### Entries supplied
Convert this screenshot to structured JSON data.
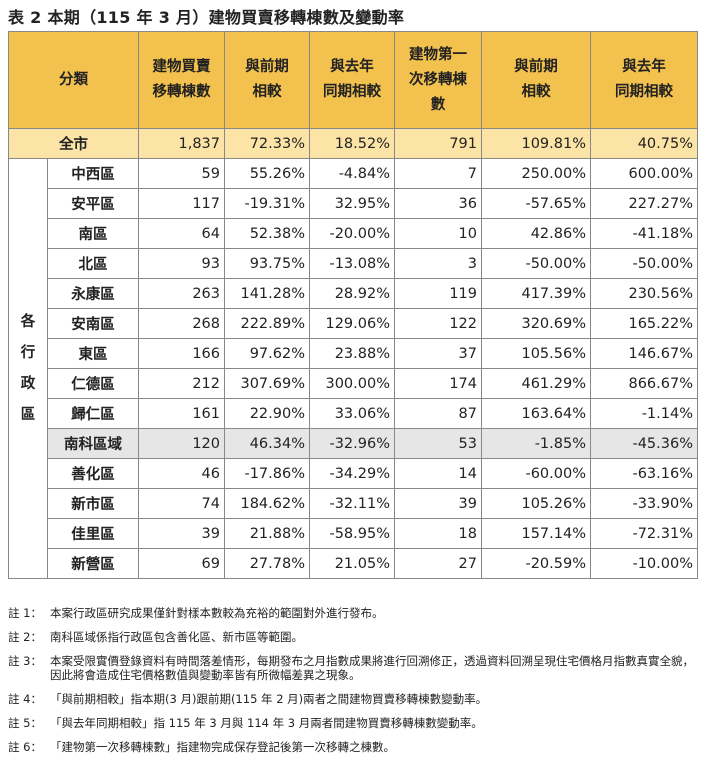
{
  "title": "表 2 本期（115 年 3 月）建物買賣移轉棟數及變動率",
  "header": {
    "category": "分類",
    "col1": [
      "建物買賣",
      "移轉棟數"
    ],
    "col2": [
      "與前期",
      "相較"
    ],
    "col3": [
      "與去年",
      "同期相較"
    ],
    "col4": [
      "建物第一",
      "次移轉棟",
      "數"
    ],
    "col5": [
      "與前期",
      "相較"
    ],
    "col6": [
      "與去年",
      "同期相較"
    ]
  },
  "total": {
    "label": "全市",
    "values": [
      "1,837",
      "72.33%",
      "18.52%",
      "791",
      "109.81%",
      "40.75%"
    ]
  },
  "side_label": [
    "各",
    "行",
    "政",
    "區"
  ],
  "rows": [
    {
      "name": "中西區",
      "values": [
        "59",
        "55.26%",
        "-4.84%",
        "7",
        "250.00%",
        "600.00%"
      ]
    },
    {
      "name": "安平區",
      "values": [
        "117",
        "-19.31%",
        "32.95%",
        "36",
        "-57.65%",
        "227.27%"
      ]
    },
    {
      "name": "南區",
      "values": [
        "64",
        "52.38%",
        "-20.00%",
        "10",
        "42.86%",
        "-41.18%"
      ]
    },
    {
      "name": "北區",
      "values": [
        "93",
        "93.75%",
        "-13.08%",
        "3",
        "-50.00%",
        "-50.00%"
      ]
    },
    {
      "name": "永康區",
      "values": [
        "263",
        "141.28%",
        "28.92%",
        "119",
        "417.39%",
        "230.56%"
      ]
    },
    {
      "name": "安南區",
      "values": [
        "268",
        "222.89%",
        "129.06%",
        "122",
        "320.69%",
        "165.22%"
      ]
    },
    {
      "name": "東區",
      "values": [
        "166",
        "97.62%",
        "23.88%",
        "37",
        "105.56%",
        "146.67%"
      ]
    },
    {
      "name": "仁德區",
      "values": [
        "212",
        "307.69%",
        "300.00%",
        "174",
        "461.29%",
        "866.67%"
      ]
    },
    {
      "name": "歸仁區",
      "values": [
        "161",
        "22.90%",
        "33.06%",
        "87",
        "163.64%",
        "-1.14%"
      ]
    },
    {
      "name": "南科區域",
      "values": [
        "120",
        "46.34%",
        "-32.96%",
        "53",
        "-1.85%",
        "-45.36%"
      ]
    },
    {
      "name": "善化區",
      "values": [
        "46",
        "-17.86%",
        "-34.29%",
        "14",
        "-60.00%",
        "-63.16%"
      ]
    },
    {
      "name": "新市區",
      "values": [
        "74",
        "184.62%",
        "-32.11%",
        "39",
        "105.26%",
        "-33.90%"
      ]
    },
    {
      "name": "佳里區",
      "values": [
        "39",
        "21.88%",
        "-58.95%",
        "18",
        "157.14%",
        "-72.31%"
      ]
    },
    {
      "name": "新營區",
      "values": [
        "69",
        "27.78%",
        "21.05%",
        "27",
        "-20.59%",
        "-10.00%"
      ]
    }
  ],
  "colors": {
    "header_bg": "#f2c14e",
    "total_bg": "#fce4a6",
    "highlight_bg": "#e6e6e6"
  },
  "notes": [
    {
      "key": "註 1：",
      "text": "本案行政區研究成果僅針對樣本數較為充裕的範圍對外進行發布。"
    },
    {
      "key": "註 2：",
      "text": "南科區域係指行政區包含善化區、新市區等範圍。"
    },
    {
      "key": "註 3：",
      "text": "本案受限實價登錄資料有時間落差情形，每期發布之月指數成果將進行回溯修正，透過資料回溯呈現住宅價格月指數真實全貌，因此將會造成住宅價格數值與變動率皆有所微幅差異之現象。"
    },
    {
      "key": "註 4：",
      "text": "「與前期相較」指本期(3 月)跟前期(115 年 2 月)兩者之間建物買賣移轉棟數變動率。"
    },
    {
      "key": "註 5：",
      "text": "「與去年同期相較」指 115 年 3 月與 114 年 3 月兩者間建物買賣移轉棟數變動率。"
    },
    {
      "key": "註 6：",
      "text": "「建物第一次移轉棟數」指建物完成保存登記後第一次移轉之棟數。"
    }
  ]
}
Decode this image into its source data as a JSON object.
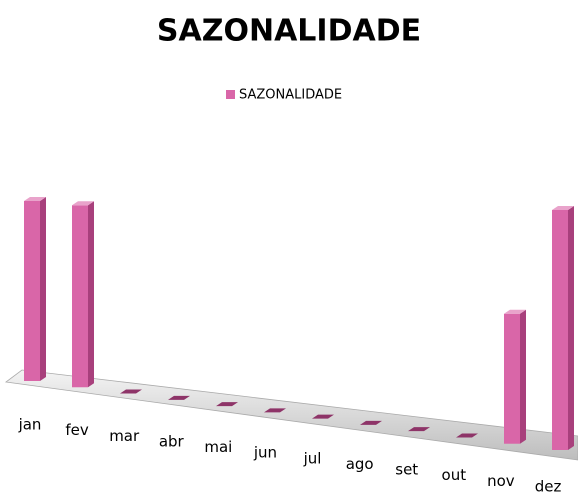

### Task description
Each entry should be repeated exactly as it appears; the pictures stay out.

### Expected answer
Convert this screenshot to structured JSON data.
{
  "title": "表 2 本期（115 年 3 月）建物買賣移轉棟數及變動率",
  "header": {
    "category": "分類",
    "col1": [
      "建物買賣",
      "移轉棟數"
    ],
    "col2": [
      "與前期",
      "相較"
    ],
    "col3": [
      "與去年",
      "同期相較"
    ],
    "col4": [
      "建物第一",
      "次移轉棟",
      "數"
    ],
    "col5": [
      "與前期",
      "相較"
    ],
    "col6": [
      "與去年",
      "同期相較"
    ]
  },
  "total": {
    "label": "全市",
    "values": [
      "1,837",
      "72.33%",
      "18.52%",
      "791",
      "109.81%",
      "40.75%"
    ]
  },
  "side_label": [
    "各",
    "行",
    "政",
    "區"
  ],
  "rows": [
    {
      "name": "中西區",
      "values": [
        "59",
        "55.26%",
        "-4.84%",
        "7",
        "250.00%",
        "600.00%"
      ]
    },
    {
      "name": "安平區",
      "values": [
        "117",
        "-19.31%",
        "32.95%",
        "36",
        "-57.65%",
        "227.27%"
      ]
    },
    {
      "name": "南區",
      "values": [
        "64",
        "52.38%",
        "-20.00%",
        "10",
        "42.86%",
        "-41.18%"
      ]
    },
    {
      "name": "北區",
      "values": [
        "93",
        "93.75%",
        "-13.08%",
        "3",
        "-50.00%",
        "-50.00%"
      ]
    },
    {
      "name": "永康區",
      "values": [
        "263",
        "141.28%",
        "28.92%",
        "119",
        "417.39%",
        "230.56%"
      ]
    },
    {
      "name": "安南區",
      "values": [
        "268",
        "222.89%",
        "129.06%",
        "122",
        "320.69%",
        "165.22%"
      ]
    },
    {
      "name": "東區",
      "values": [
        "166",
        "97.62%",
        "23.88%",
        "37",
        "105.56%",
        "146.67%"
      ]
    },
    {
      "name": "仁德區",
      "values": [
        "212",
        "307.69%",
        "300.00%",
        "174",
        "461.29%",
        "866.67%"
      ]
    },
    {
      "name": "歸仁區",
      "values": [
        "161",
        "22.90%",
        "33.06%",
        "87",
        "163.64%",
        "-1.14%"
      ]
    },
    {
      "name": "南科區域",
      "values": [
        "120",
        "46.34%",
        "-32.96%",
        "53",
        "-1.85%",
        "-45.36%"
      ]
    },
    {
      "name": "善化區",
      "values": [
        "46",
        "-17.86%",
        "-34.29%",
        "14",
        "-60.00%",
        "-63.16%"
      ]
    },
    {
      "name": "新市區",
      "values": [
        "74",
        "184.62%",
        "-32.11%",
        "39",
        "105.26%",
        "-33.90%"
      ]
    },
    {
      "name": "佳里區",
      "values": [
        "39",
        "21.88%",
        "-58.95%",
        "18",
        "157.14%",
        "-72.31%"
      ]
    },
    {
      "name": "新營區",
      "values": [
        "69",
        "27.78%",
        "21.05%",
        "27",
        "-20.59%",
        "-10.00%"
      ]
    }
  ],
  "colors": {
    "header_bg": "#f2c14e",
    "total_bg": "#fce4a6",
    "highlight_bg": "#e6e6e6"
  },
  "notes": [
    {
      "key": "註 1：",
      "text": "本案行政區研究成果僅針對樣本數較為充裕的範圍對外進行發布。"
    },
    {
      "key": "註 2：",
      "text": "南科區域係指行政區包含善化區、新市區等範圍。"
    },
    {
      "key": "註 3：",
      "text": "本案受限實價登錄資料有時間落差情形，每期發布之月指數成果將進行回溯修正，透過資料回溯呈現住宅價格月指數真實全貌，因此將會造成住宅價格數值與變動率皆有所微幅差異之現象。"
    },
    {
      "key": "註 4：",
      "text": "「與前期相較」指本期(3 月)跟前期(115 年 2 月)兩者之間建物買賣移轉棟數變動率。"
    },
    {
      "key": "註 5：",
      "text": "「與去年同期相較」指 115 年 3 月與 114 年 3 月兩者間建物買賣移轉棟數變動率。"
    },
    {
      "key": "註 6：",
      "text": "「建物第一次移轉棟數」指建物完成保存登記後第一次移轉之棟數。"
    }
  ]
}
Decode this image into its source data as a JSON object.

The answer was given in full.